■ Given request
Please retype the records below exactly, leaving out any pictures.

Entries with figure data:
## start

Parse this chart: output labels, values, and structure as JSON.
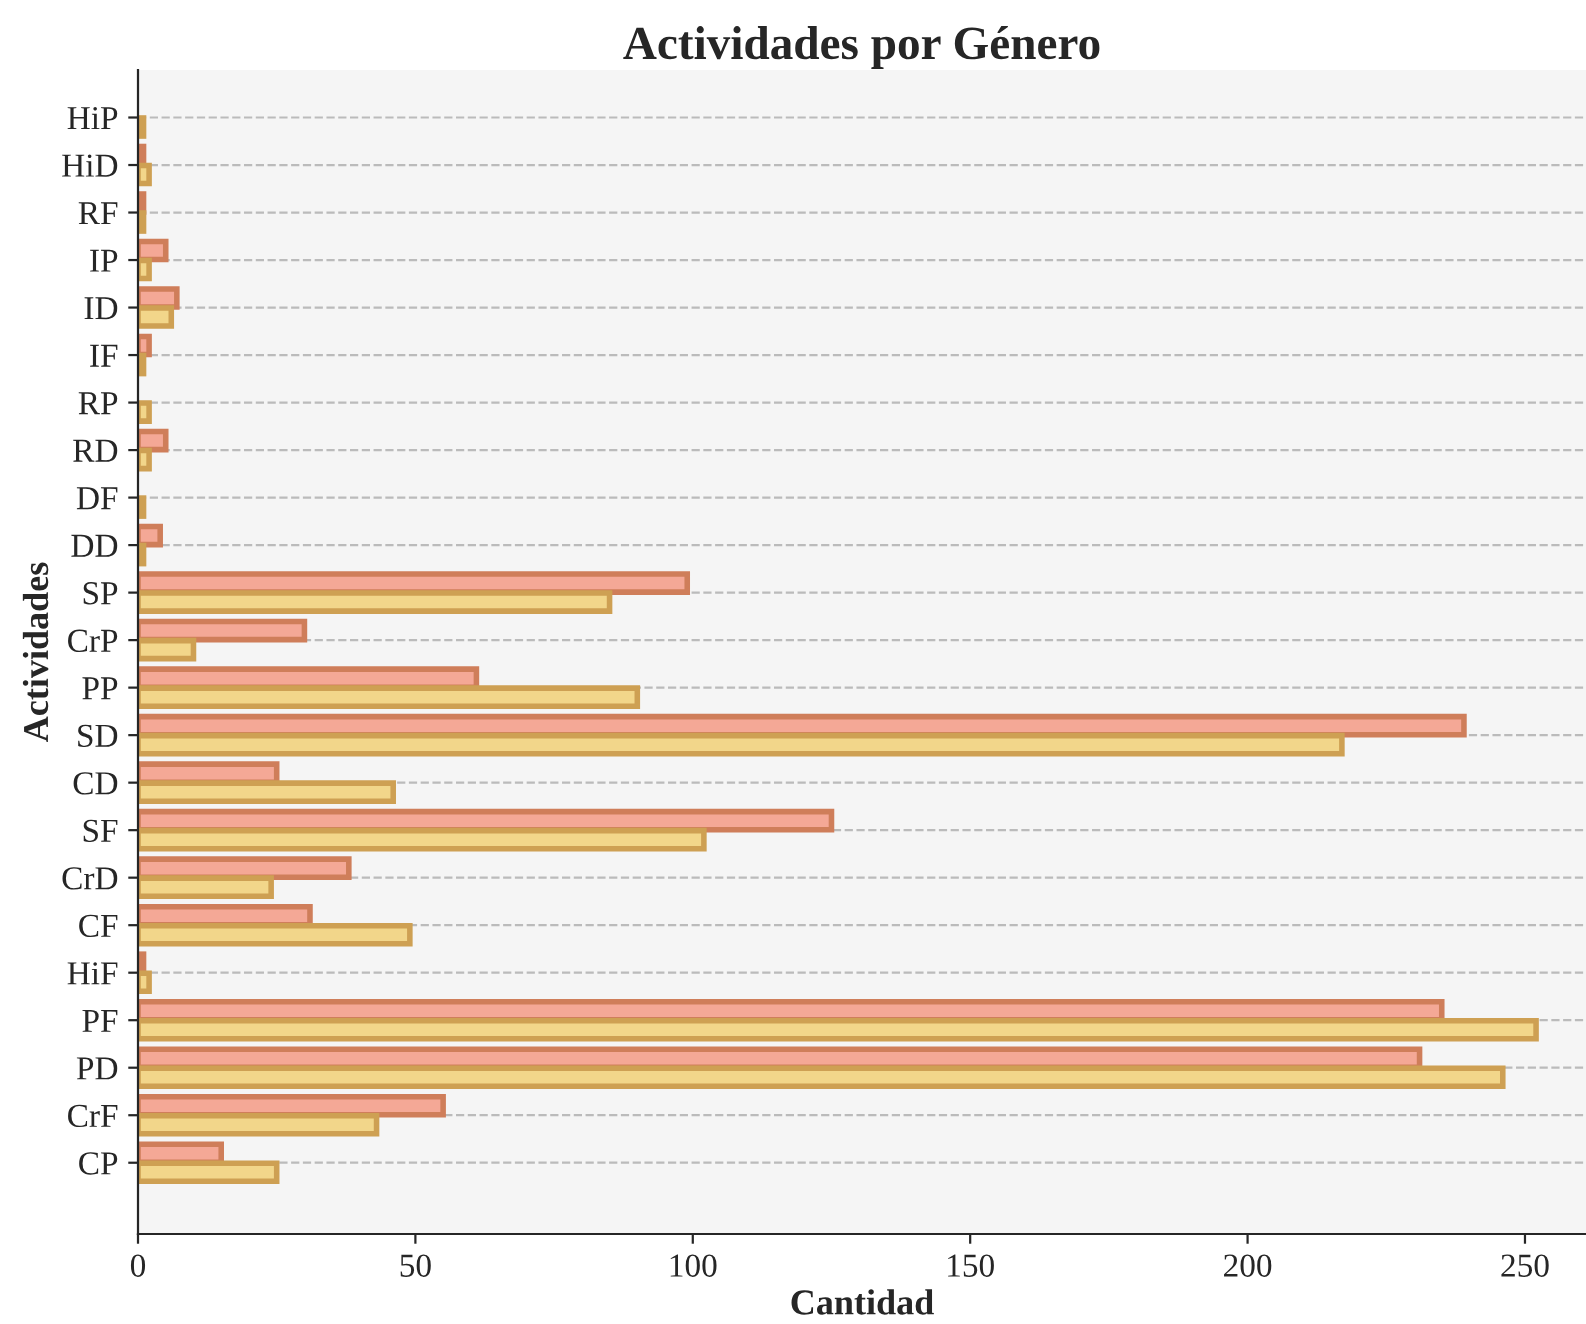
{
  "chart_data": {
    "type": "bar",
    "orientation": "horizontal",
    "title": "Actividades por Género",
    "xlabel": "Cantidad",
    "ylabel": "Actividades",
    "categories": [
      "HiP",
      "HiD",
      "RF",
      "IP",
      "ID",
      "IF",
      "RP",
      "RD",
      "DF",
      "DD",
      "SP",
      "CrP",
      "PP",
      "SD",
      "CD",
      "SF",
      "CrD",
      "CF",
      "HiF",
      "PF",
      "PD",
      "CrF",
      "CP"
    ],
    "series": [
      {
        "color": "#f4a896",
        "values": [
          0,
          1,
          1,
          5,
          7,
          2,
          0,
          5,
          0,
          4,
          99,
          30,
          61,
          239,
          25,
          125,
          38,
          31,
          1,
          235,
          231,
          55,
          15
        ]
      },
      {
        "color": "#f2d68a",
        "values": [
          1,
          2,
          1,
          2,
          6,
          1,
          2,
          2,
          1,
          1,
          85,
          10,
          90,
          217,
          46,
          102,
          24,
          49,
          2,
          252,
          246,
          43,
          25
        ]
      }
    ],
    "xlim": [
      0,
      261
    ],
    "xticks": [
      0,
      50,
      100,
      150,
      200,
      250
    ],
    "grid": "y"
  }
}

## end

■ Response to this exercise
Parse this chart: output labels, values, and structure as JSON.
{
  "chart_data": {
    "type": "bar",
    "orientation": "horizontal",
    "title": "Actividades por Género",
    "xlabel": "Cantidad",
    "ylabel": "Actividades",
    "categories": [
      "HiP",
      "HiD",
      "RF",
      "IP",
      "ID",
      "IF",
      "RP",
      "RD",
      "DF",
      "DD",
      "SP",
      "CrP",
      "PP",
      "SD",
      "CD",
      "SF",
      "CrD",
      "CF",
      "HiF",
      "PF",
      "PD",
      "CrF",
      "CP"
    ],
    "series": [
      {
        "color": "#f4a896",
        "values": [
          0,
          1,
          1,
          5,
          7,
          2,
          0,
          5,
          0,
          4,
          99,
          30,
          61,
          239,
          25,
          125,
          38,
          31,
          1,
          235,
          231,
          55,
          15
        ]
      },
      {
        "color": "#f2d68a",
        "values": [
          1,
          2,
          1,
          2,
          6,
          1,
          2,
          2,
          1,
          1,
          85,
          10,
          90,
          217,
          46,
          102,
          24,
          49,
          2,
          252,
          246,
          43,
          25
        ]
      }
    ],
    "xlim": [
      0,
      261
    ],
    "xticks": [
      0,
      50,
      100,
      150,
      200,
      250
    ],
    "grid": "y"
  }
}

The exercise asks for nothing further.